TASK BRIEF: Word for word, retype every entry in the listing.

....

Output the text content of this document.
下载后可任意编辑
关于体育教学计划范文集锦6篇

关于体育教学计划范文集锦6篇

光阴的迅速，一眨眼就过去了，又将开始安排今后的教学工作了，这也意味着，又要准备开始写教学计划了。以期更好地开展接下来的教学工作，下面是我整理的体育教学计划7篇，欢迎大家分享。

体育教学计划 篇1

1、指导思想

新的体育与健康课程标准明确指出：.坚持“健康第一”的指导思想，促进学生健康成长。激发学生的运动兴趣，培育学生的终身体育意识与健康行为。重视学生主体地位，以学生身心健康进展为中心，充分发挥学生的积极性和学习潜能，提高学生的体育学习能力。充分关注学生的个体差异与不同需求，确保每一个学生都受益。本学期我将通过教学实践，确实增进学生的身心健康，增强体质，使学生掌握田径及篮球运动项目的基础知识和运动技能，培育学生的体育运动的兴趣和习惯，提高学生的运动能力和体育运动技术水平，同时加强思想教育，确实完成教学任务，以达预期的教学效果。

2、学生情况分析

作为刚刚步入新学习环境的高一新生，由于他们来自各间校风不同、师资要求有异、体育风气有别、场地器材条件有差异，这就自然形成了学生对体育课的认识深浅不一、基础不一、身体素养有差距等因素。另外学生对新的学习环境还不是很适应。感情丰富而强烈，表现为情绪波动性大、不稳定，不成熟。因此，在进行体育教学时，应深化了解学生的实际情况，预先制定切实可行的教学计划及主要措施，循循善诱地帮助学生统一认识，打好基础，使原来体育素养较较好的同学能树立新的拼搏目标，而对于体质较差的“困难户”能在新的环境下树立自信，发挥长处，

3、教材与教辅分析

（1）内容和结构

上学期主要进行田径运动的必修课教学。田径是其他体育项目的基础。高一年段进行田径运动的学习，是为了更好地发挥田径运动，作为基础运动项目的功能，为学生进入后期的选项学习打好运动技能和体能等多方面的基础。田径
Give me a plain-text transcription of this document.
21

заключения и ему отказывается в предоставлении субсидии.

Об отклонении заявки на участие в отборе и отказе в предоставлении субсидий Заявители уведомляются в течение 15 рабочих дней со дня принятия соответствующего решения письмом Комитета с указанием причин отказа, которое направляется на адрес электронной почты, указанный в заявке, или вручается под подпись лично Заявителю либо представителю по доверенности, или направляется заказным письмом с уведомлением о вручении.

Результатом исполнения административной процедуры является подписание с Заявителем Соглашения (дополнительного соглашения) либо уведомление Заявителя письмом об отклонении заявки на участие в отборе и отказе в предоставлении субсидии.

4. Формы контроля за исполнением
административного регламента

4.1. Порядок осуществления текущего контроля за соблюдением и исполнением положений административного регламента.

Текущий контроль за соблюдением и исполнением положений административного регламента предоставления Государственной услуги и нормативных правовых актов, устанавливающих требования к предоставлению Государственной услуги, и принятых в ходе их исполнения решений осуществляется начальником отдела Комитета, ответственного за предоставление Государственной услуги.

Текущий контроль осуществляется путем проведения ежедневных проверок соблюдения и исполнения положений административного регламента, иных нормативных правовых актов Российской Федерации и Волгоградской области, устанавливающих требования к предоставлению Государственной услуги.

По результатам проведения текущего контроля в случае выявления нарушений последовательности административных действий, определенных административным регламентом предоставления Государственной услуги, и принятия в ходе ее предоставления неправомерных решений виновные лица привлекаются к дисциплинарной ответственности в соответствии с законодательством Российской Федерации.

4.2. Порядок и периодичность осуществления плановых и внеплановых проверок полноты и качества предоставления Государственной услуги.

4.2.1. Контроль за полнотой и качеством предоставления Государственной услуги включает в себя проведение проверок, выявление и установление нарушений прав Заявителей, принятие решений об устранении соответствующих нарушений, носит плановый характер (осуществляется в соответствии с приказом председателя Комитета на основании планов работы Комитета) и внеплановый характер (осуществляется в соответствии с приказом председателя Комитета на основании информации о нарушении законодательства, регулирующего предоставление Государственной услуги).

....

WRITTEN ANSWER:
Output the text content of this document.
下载后可任意编辑
关于体育教学计划范文集锦6篇

关于体育教学计划范文集锦6篇

光阴的迅速，一眨眼就过去了，又将开始安排今后的教学工作了，这也意味着，又要准备开始写教学计划了。以期更好地开展接下来的教学工作，下面是我整理的体育教学计划7篇，欢迎大家分享。

体育教学计划 篇1

1、指导思想

新的体育与健康课程标准明确指出：.坚持“健康第一”的指导思想，促进学生健康成长。激发学生的运动兴趣，培育学生的终身体育意识与健康行为。重视学生主体地位，以学生身心健康进展为中心，充分发挥学生的积极性和学习潜能，提高学生的体育学习能力。充分关注学生的个体差异与不同需求，确保每一个学生都受益。本学期我将通过教学实践，确实增进学生的身心健康，增强体质，使学生掌握田径及篮球运动项目的基础知识和运动技能，培育学生的体育运动的兴趣和习惯，提高学生的运动能力和体育运动技术水平，同时加强思想教育，确实完成教学任务，以达预期的教学效果。

2、学生情况分析

作为刚刚步入新学习环境的高一新生，由于他们来自各间校风不同、师资要求有异、体育风气有别、场地器材条件有差异，这就自然形成了学生对体育课的认识深浅不一、基础不一、身体素养有差距等因素。另外学生对新的学习环境还不是很适应。感情丰富而强烈，表现为情绪波动性大、不稳定，不成熟。因此，在进行体育教学时，应深化了解学生的实际情况，预先制定切实可行的教学计划及主要措施，循循善诱地帮助学生统一认识，打好基础，使原来体育素养较较好的同学能树立新的拼搏目标，而对于体质较差的“困难户”能在新的环境下树立自信，发挥长处，

3、教材与教辅分析

（1）内容和结构

上学期主要进行田径运动的必修课教学。田径是其他体育项目的基础。高一年段进行田径运动的学习，是为了更好地发挥田径运动，作为基础运动项目的功能，为学生进入后期的选项学习打好运动技能和体能等多方面的基础。田径
Give me a plain-text transcription of this document.
21

заключения и ему отказывается в предоставлении субсидии.

Об отклонении заявки на участие в отборе и отказе в предоставлении субсидий Заявители уведомляются в течение 15 рабочих дней со дня принятия соответствующего решения письмом Комитета с указанием причин отказа, которое направляется на адрес электронной почты, указанный в заявке, или вручается под подпись лично Заявителю либо представителю по доверенности, или направляется заказным письмом с уведомлением о вручении.

Результатом исполнения административной процедуры является подписание с Заявителем Соглашения (дополнительного соглашения) либо уведомление Заявителя письмом об отклонении заявки на участие в отборе и отказе в предоставлении субсидии.

4. Формы контроля за исполнением
административного регламента

4.1. Порядок осуществления текущего контроля за соблюдением и исполнением положений административного регламента.

Текущий контроль за соблюдением и исполнением положений административного регламента предоставления Государственной услуги и нормативных правовых актов, устанавливающих требования к предоставлению Государственной услуги, и принятых в ходе их исполнения решений осуществляется начальником отдела Комитета, ответственного за предоставление Государственной услуги.

Текущий контроль осуществляется путем проведения ежедневных проверок соблюдения и исполнения положений административного регламента, иных нормативных правовых актов Российской Федерации и Волгоградской области, устанавливающих требования к предоставлению Государственной услуги.

По результатам проведения текущего контроля в случае выявления нарушений последовательности административных действий, определенных административным регламентом предоставления Государственной услуги, и принятия в ходе ее предоставления неправомерных решений виновные лица привлекаются к дисциплинарной ответственности в соответствии с законодательством Российской Федерации.

4.2. Порядок и периодичность осуществления плановых и внеплановых проверок полноты и качества предоставления Государственной услуги.

4.2.1. Контроль за полнотой и качеством предоставления Государственной услуги включает в себя проведение проверок, выявление и установление нарушений прав Заявителей, принятие решений об устранении соответствующих нарушений, носит плановый характер (осуществляется в соответствии с приказом председателя Комитета на основании планов работы Комитета) и внеплановый характер (осуществляется в соответствии с приказом председателя Комитета на основании информации о нарушении законодательства, регулирующего предоставление Государственной услуги).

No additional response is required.